▸ **Brief**:
Please count the lines below that contain the word "CollectionCount", and reply with that number alone.

(Stored entries)
-=-=-

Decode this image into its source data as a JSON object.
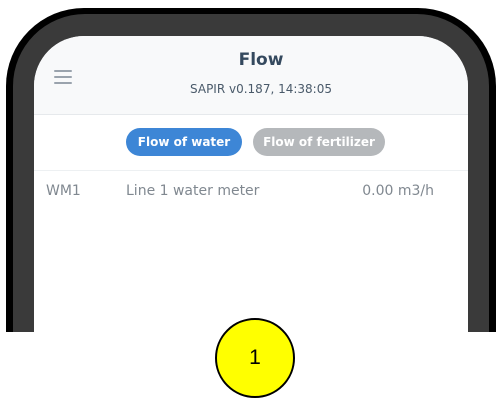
{
  "header": {
    "title": "Flow",
    "subtitle": "SAPIR v0.187, 14:38:05",
    "menu_icon": "hamburger-menu-icon"
  },
  "tabs": [
    {
      "label": "Flow of water",
      "selected": true,
      "color": "#3d86d6"
    },
    {
      "label": "Flow of fertilizer",
      "selected": false,
      "color": "#b5b8bb"
    }
  ],
  "meters": [
    {
      "id": "WM1",
      "name": "Line 1 water meter",
      "value": "0.00 m3/h"
    }
  ],
  "callout": {
    "number": "1",
    "color": "#ffff00"
  }
}
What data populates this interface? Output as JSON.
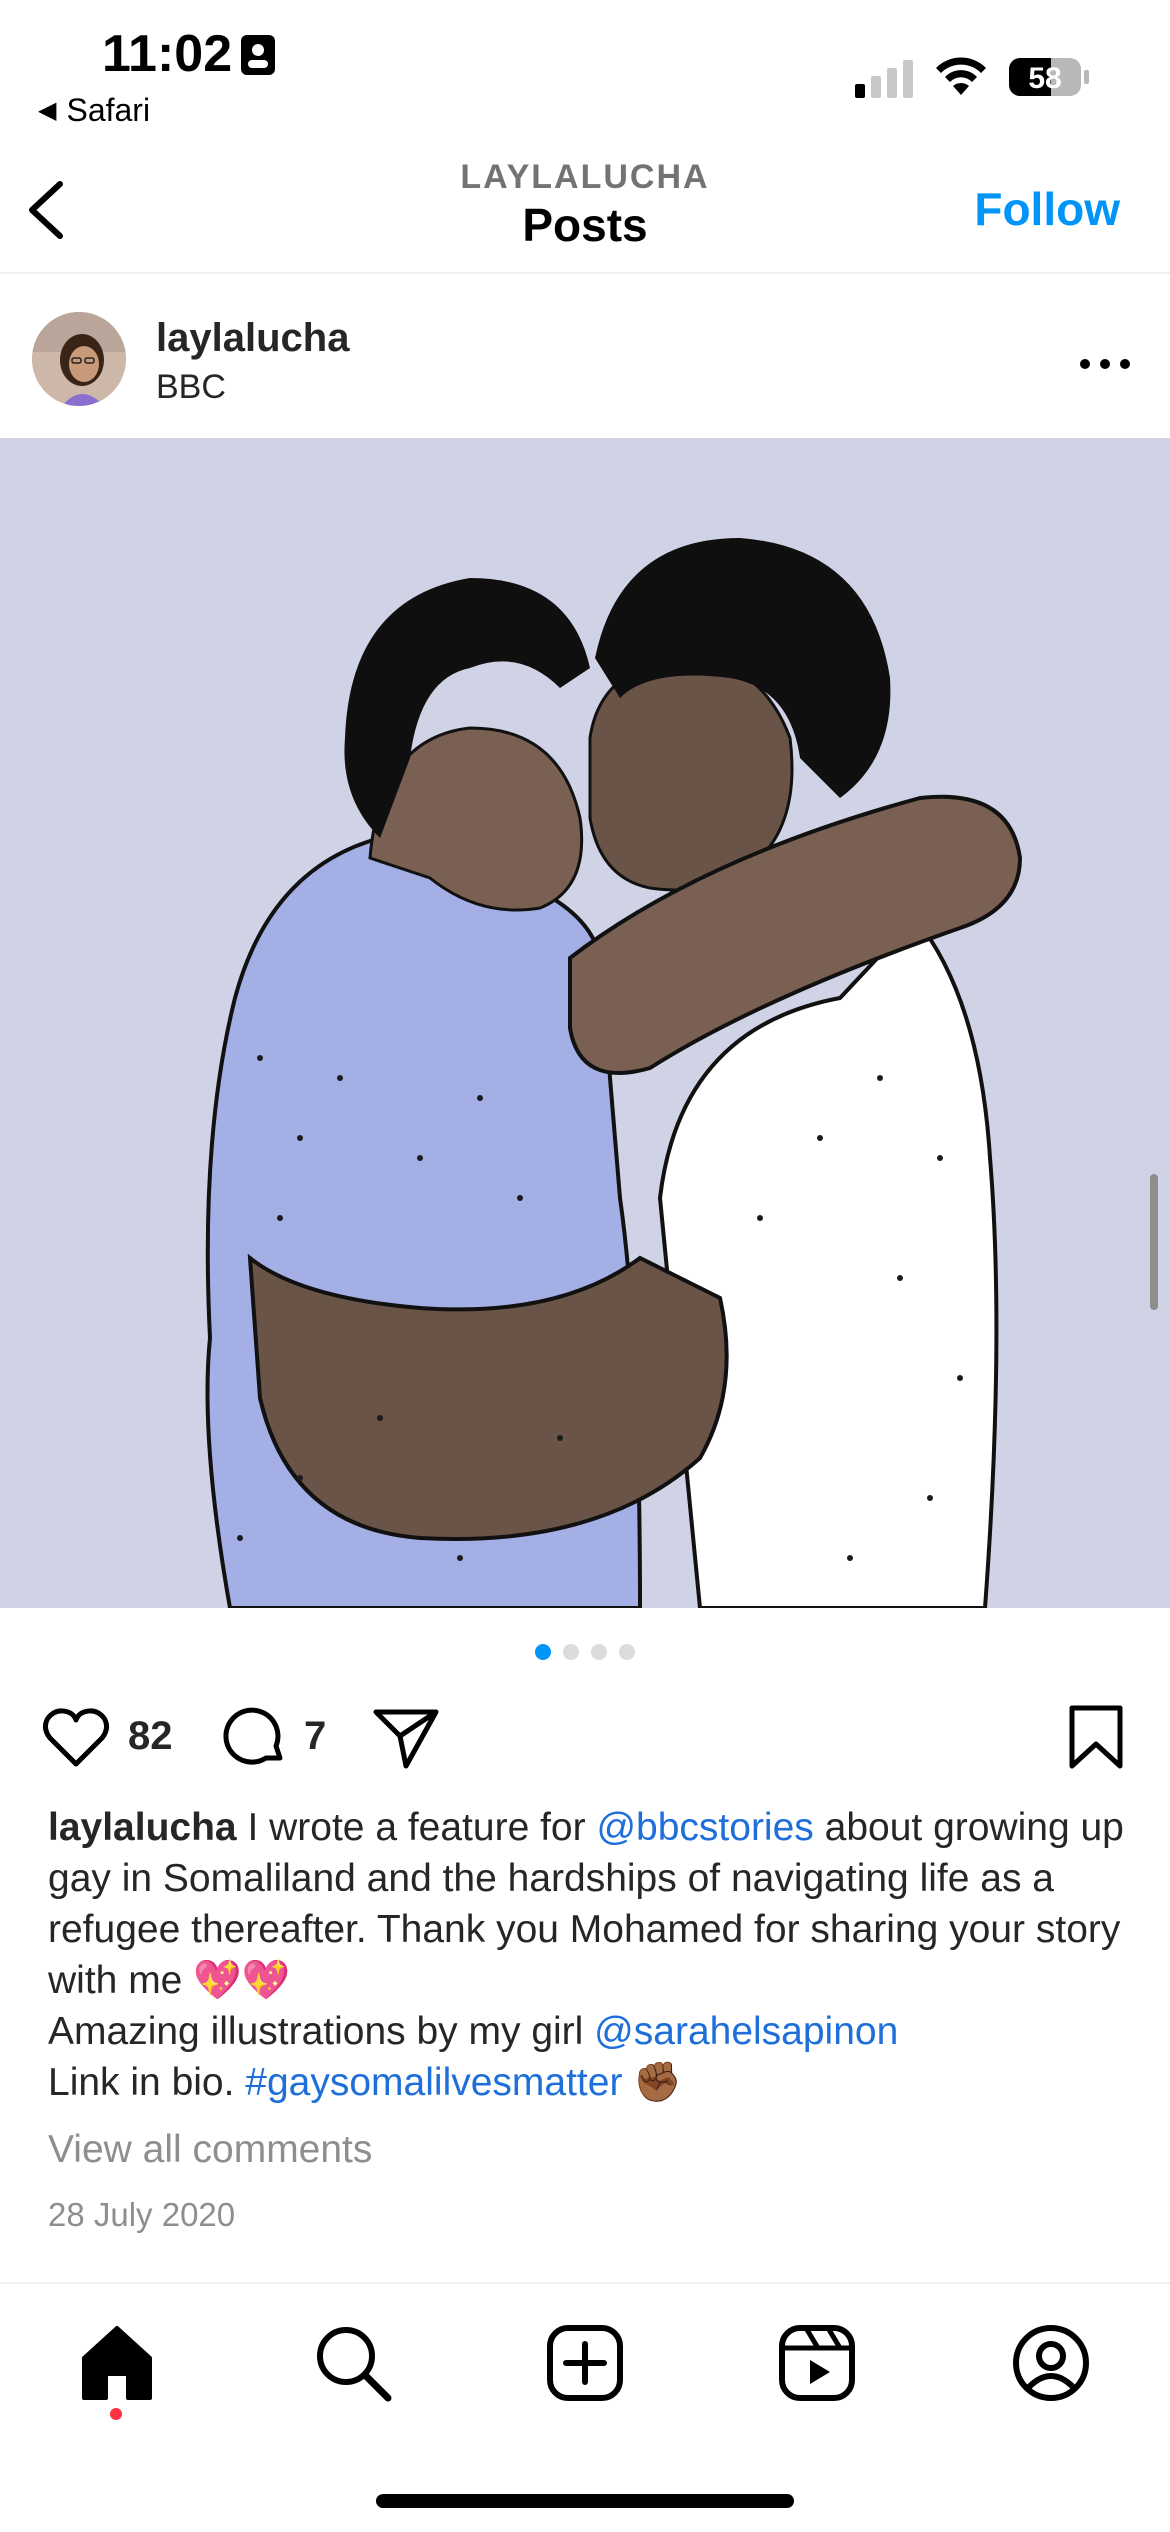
{
  "status_bar": {
    "time": "11:02",
    "back_app": "Safari",
    "battery": "58"
  },
  "nav": {
    "subtitle": "LAYLALUCHA",
    "title": "Posts",
    "follow": "Follow"
  },
  "post": {
    "username": "laylalucha",
    "location": "BBC",
    "carousel": {
      "total": 4,
      "active": 1
    },
    "likes": "82",
    "comments": "7",
    "caption": {
      "user": "laylalucha",
      "t1": " I wrote a feature for ",
      "m1": "@bbcstories",
      "t2": " about growing up gay in Somaliland and the hardships of navigating life as a refugee thereafter. Thank you Mohamed for sharing your story with me 💖💖",
      "t3": "Amazing illustrations by my girl ",
      "m2": "@sarahelsapinon",
      "t4": "Link in bio. ",
      "hashtag": "#gaysomalilvesmatter",
      "t5": " ✊🏾"
    },
    "view_comments": "View all comments",
    "date": "28 July 2020"
  },
  "colors": {
    "accent": "#0095f6",
    "link": "#1e6fd9",
    "muted": "#8e8e8e",
    "image_bg": "#d0d2e6",
    "notification": "#ff3040"
  },
  "tabbar": {
    "icons": [
      "home-icon",
      "search-icon",
      "new-post-icon",
      "reels-icon",
      "profile-icon"
    ]
  }
}
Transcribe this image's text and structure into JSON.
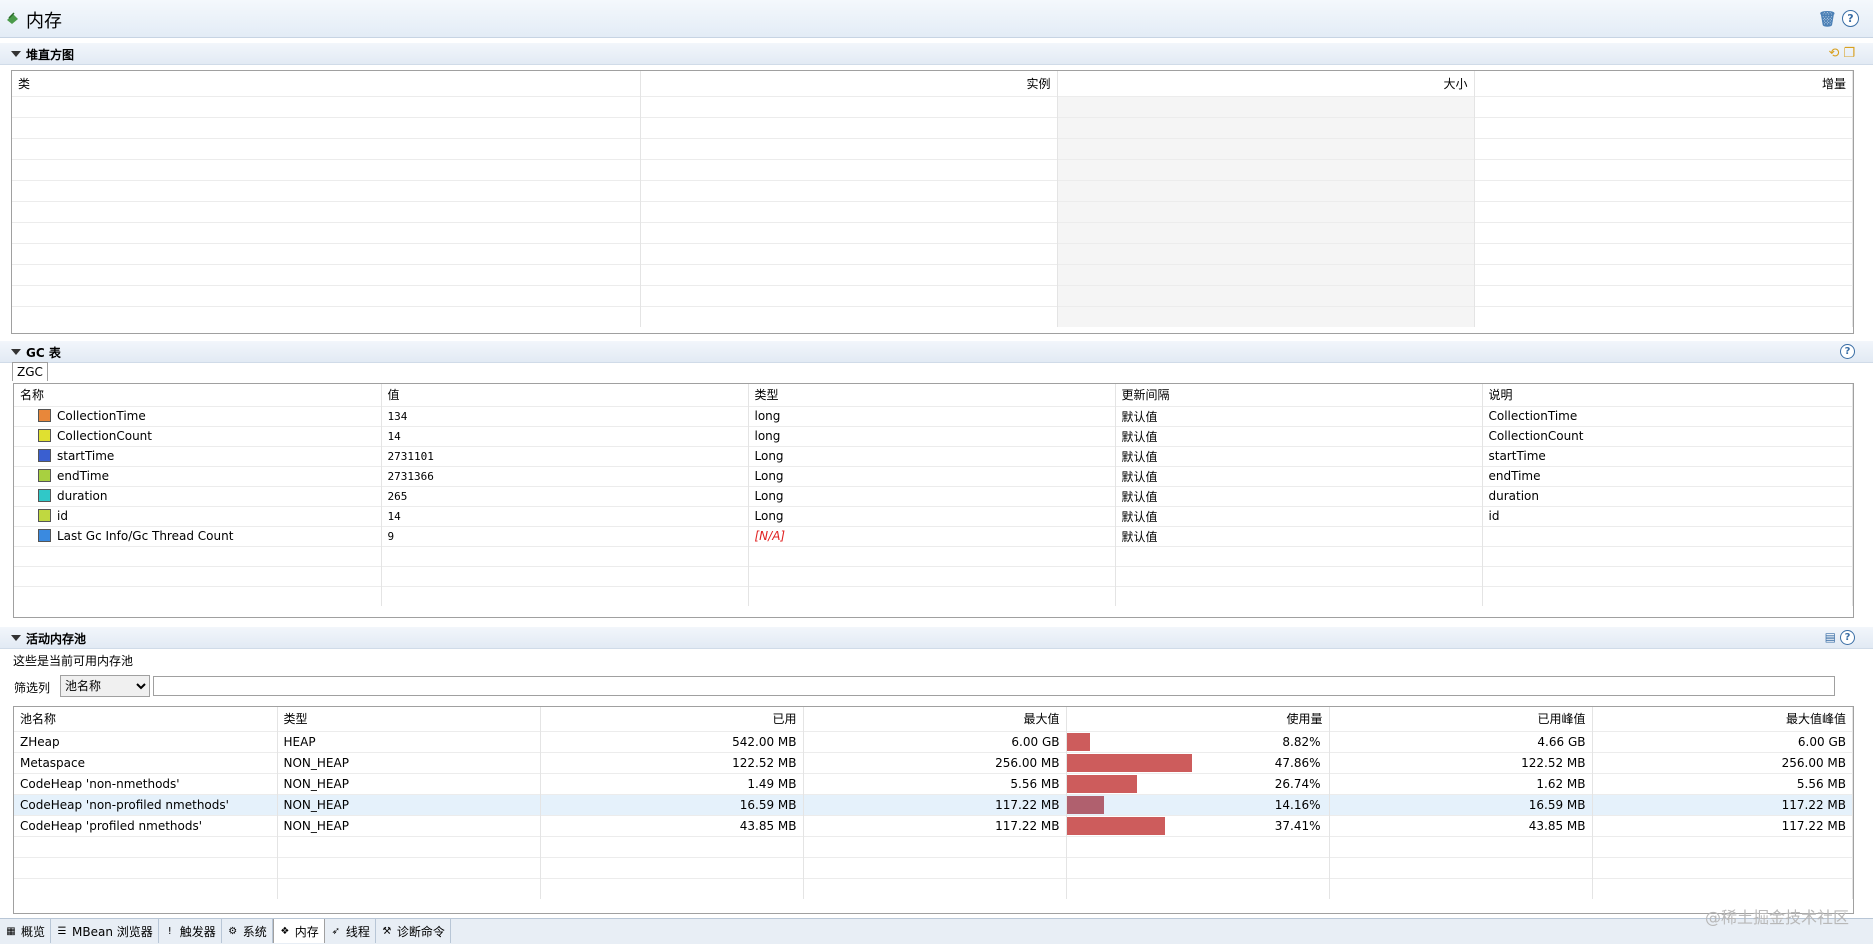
{
  "header": {
    "title": "内存"
  },
  "histogram": {
    "title": "堆直方图",
    "columns": [
      "类",
      "实例",
      "大小",
      "增量"
    ]
  },
  "gc": {
    "title": "GC 表",
    "tab": "ZGC",
    "columns": [
      "名称",
      "值",
      "类型",
      "更新间隔",
      "说明"
    ],
    "rows": [
      {
        "name": "CollectionTime",
        "color": "#e8873a",
        "value": "134",
        "type": "long",
        "interval": "默认值",
        "desc": "CollectionTime"
      },
      {
        "name": "CollectionCount",
        "color": "#e0e030",
        "value": "14",
        "type": "long",
        "interval": "默认值",
        "desc": "CollectionCount"
      },
      {
        "name": "startTime",
        "color": "#3a5fd0",
        "value": "2731101",
        "type": "Long",
        "interval": "默认值",
        "desc": "startTime"
      },
      {
        "name": "endTime",
        "color": "#a8d040",
        "value": "2731366",
        "type": "Long",
        "interval": "默认值",
        "desc": "endTime"
      },
      {
        "name": "duration",
        "color": "#30c8c8",
        "value": "265",
        "type": "Long",
        "interval": "默认值",
        "desc": "duration"
      },
      {
        "name": "id",
        "color": "#c0d840",
        "value": "14",
        "type": "Long",
        "interval": "默认值",
        "desc": "id"
      },
      {
        "name": "Last Gc Info/Gc Thread Count",
        "color": "#3a8ae0",
        "value": "9",
        "type": "[N/A]",
        "interval": "默认值",
        "desc": ""
      }
    ]
  },
  "pools": {
    "title": "活动内存池",
    "description": "这些是当前可用内存池",
    "filter_label": "筛选列",
    "filter_selected": "池名称",
    "columns": [
      "池名称",
      "类型",
      "已用",
      "最大值",
      "使用量",
      "已用峰值",
      "最大值峰值"
    ],
    "rows": [
      {
        "name": "ZHeap",
        "type": "HEAP",
        "used": "542.00 MB",
        "max": "6.00 GB",
        "usage": "8.82%",
        "usage_pct": 8.82,
        "peak": "4.66 GB",
        "max_peak": "6.00 GB"
      },
      {
        "name": "Metaspace",
        "type": "NON_HEAP",
        "used": "122.52 MB",
        "max": "256.00 MB",
        "usage": "47.86%",
        "usage_pct": 47.86,
        "peak": "122.52 MB",
        "max_peak": "256.00 MB"
      },
      {
        "name": "CodeHeap 'non-nmethods'",
        "type": "NON_HEAP",
        "used": "1.49 MB",
        "max": "5.56 MB",
        "usage": "26.74%",
        "usage_pct": 26.74,
        "peak": "1.62 MB",
        "max_peak": "5.56 MB"
      },
      {
        "name": "CodeHeap 'non-profiled nmethods'",
        "type": "NON_HEAP",
        "used": "16.59 MB",
        "max": "117.22 MB",
        "usage": "14.16%",
        "usage_pct": 14.16,
        "peak": "16.59 MB",
        "max_peak": "117.22 MB"
      },
      {
        "name": "CodeHeap 'profiled nmethods'",
        "type": "NON_HEAP",
        "used": "43.85 MB",
        "max": "117.22 MB",
        "usage": "37.41%",
        "usage_pct": 37.41,
        "peak": "43.85 MB",
        "max_peak": "117.22 MB"
      }
    ],
    "selected_row": 3
  },
  "bottom_tabs": [
    {
      "label": "概览",
      "icon": "overview-icon",
      "glyph": "▦"
    },
    {
      "label": "MBean 浏览器",
      "icon": "mbean-browser-icon",
      "glyph": "☰"
    },
    {
      "label": "触发器",
      "icon": "trigger-icon",
      "glyph": "!"
    },
    {
      "label": "系统",
      "icon": "system-icon",
      "glyph": "⚙"
    },
    {
      "label": "内存",
      "icon": "memory-icon",
      "glyph": "❖"
    },
    {
      "label": "线程",
      "icon": "thread-icon",
      "glyph": "➶"
    },
    {
      "label": "诊断命令",
      "icon": "diagnostic-icon",
      "glyph": "⚒"
    }
  ],
  "active_tab": 4,
  "watermark": "@稀土掘金技术社区"
}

-=-=-

▸ **Task result**:
2